Text for analysis =
* * *

Component	Technology	Purpose
API Server	FastAPI (Python)	REST API, request routing, Slack event handling
ARQ Worker	ARQ (async Redis queue)	Background agent execution, subagent processing, cron jobs
Redis	Redis or Upstash Redis	Task queues, LangGraph checkpoints, caching
SQLite	SQLite with WAL mode	Tasks, users, logs, outputs, notifications, channels
Memory DB	SQLite (separate file)	Vector memory store for semantic search
File Storage	Local / GCS / Google Drive	User file uploads, sandbox for file tools, skill scripts
Frontend	Next.js 15, React 19	Web UI with 5-second polling
MCP Manager	Model Context Protocol	Dynamic tool loading from external MCP servers
Communication Manager	Channel abstraction	Routes notifications to Slack, Email, or Web UI

Agent Execution Flow

Otto's core execution engine is a LangGraph StateGraph with three nodes and one conditional edge. The agent follows a ReAct (Reason + Act) loop.

Parent Agent Graph

Entry
  |
  v
[preprocess_intent]  --->  [agent]  <---->  [action]
                              |                  |
                              |   (conditional)  |
                              v                  |
                             END <---------------+

Nodes:

Node	Function	Purpose
`preprocess_intent`	`preprocess_intent_node`	Match skills and (optionally) semantically filter tools before the first LLM call
`agent`	`call_model`	Assemble system prompt, inject context, invoke LLM with bound tools
`action`	`tool_node_with_logging`	Execute tool calls, truncate results, handle interrupts

Conditional edge (should_call_tool_or_pause):

Condition	Route
LLM response contains tool calls	`action`
LLM response contains text, no tool calls	`END` (task complete)

* * *

[Document layout detection data]

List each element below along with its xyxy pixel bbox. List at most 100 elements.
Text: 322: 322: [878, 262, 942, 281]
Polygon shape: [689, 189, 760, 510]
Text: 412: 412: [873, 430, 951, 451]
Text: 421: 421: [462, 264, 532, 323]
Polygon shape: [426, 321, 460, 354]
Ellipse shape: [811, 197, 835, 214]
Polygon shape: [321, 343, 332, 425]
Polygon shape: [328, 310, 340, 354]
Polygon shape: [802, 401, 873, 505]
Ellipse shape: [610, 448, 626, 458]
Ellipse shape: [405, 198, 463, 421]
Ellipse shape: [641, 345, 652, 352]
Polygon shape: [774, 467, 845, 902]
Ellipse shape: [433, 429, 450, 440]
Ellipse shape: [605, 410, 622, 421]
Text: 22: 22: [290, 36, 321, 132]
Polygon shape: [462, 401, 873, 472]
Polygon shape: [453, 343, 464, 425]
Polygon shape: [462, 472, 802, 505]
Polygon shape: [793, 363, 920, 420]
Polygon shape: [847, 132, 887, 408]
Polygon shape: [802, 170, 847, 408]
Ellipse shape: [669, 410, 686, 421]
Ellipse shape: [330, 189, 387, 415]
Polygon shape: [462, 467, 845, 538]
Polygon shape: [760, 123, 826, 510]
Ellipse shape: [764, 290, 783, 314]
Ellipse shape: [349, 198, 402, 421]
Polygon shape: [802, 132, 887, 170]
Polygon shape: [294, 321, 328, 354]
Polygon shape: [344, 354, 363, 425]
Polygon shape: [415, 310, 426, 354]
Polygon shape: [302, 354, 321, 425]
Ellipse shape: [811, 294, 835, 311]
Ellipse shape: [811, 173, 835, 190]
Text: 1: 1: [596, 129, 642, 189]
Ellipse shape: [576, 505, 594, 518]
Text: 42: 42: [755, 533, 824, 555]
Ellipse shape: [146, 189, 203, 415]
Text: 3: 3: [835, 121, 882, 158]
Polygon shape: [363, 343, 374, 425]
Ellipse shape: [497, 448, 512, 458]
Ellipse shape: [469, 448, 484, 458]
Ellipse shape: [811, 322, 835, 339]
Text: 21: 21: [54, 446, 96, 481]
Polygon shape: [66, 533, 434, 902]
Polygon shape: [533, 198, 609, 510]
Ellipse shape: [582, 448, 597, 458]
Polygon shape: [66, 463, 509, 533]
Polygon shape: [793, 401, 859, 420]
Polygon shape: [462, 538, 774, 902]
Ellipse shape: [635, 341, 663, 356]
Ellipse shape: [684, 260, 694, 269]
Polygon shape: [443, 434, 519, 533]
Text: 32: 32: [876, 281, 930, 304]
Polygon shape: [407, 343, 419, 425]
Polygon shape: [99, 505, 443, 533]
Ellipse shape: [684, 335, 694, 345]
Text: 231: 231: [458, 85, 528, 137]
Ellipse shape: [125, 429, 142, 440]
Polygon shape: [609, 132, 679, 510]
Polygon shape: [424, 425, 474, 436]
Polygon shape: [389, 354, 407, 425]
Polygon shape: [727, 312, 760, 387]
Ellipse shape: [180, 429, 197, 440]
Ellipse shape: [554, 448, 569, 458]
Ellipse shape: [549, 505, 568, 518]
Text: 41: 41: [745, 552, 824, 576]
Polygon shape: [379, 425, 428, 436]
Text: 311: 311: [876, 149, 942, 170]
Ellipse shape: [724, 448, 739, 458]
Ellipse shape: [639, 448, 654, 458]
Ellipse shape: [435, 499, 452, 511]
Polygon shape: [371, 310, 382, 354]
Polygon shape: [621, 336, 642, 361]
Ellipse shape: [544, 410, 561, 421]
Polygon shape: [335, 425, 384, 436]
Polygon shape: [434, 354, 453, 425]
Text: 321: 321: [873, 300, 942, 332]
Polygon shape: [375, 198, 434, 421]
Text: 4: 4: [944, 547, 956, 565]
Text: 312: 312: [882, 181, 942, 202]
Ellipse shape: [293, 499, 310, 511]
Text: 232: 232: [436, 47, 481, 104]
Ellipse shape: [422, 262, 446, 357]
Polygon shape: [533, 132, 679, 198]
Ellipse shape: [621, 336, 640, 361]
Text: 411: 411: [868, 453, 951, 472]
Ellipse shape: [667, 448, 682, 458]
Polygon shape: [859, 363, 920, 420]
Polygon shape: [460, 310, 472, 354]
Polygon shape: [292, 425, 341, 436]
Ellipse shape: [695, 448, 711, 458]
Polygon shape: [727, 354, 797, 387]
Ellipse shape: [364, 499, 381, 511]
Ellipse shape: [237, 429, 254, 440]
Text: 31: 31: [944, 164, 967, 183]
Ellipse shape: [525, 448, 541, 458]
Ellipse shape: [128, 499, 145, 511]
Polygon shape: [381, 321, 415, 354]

* * *

What you will do =
1. Answer these questions from the text on Otto's architecture:
(a) Which technologies does the Frontend component use?
(b) How many nodes does Otto's LangGraph StateGraph have?
(c) To which route does the conditional edge send an LLM response that contains tool calls?
2. Translate this sentence from the text on Otto's architecture into Spanish: "The agent follows a ReAct (Reason + Act) loop."

Answer section =
1.
(a) Next.js 15 and React 19.
(b) Three.
(c) `action`.

2. El agente sigue un bucle ReAct (Reason + Act).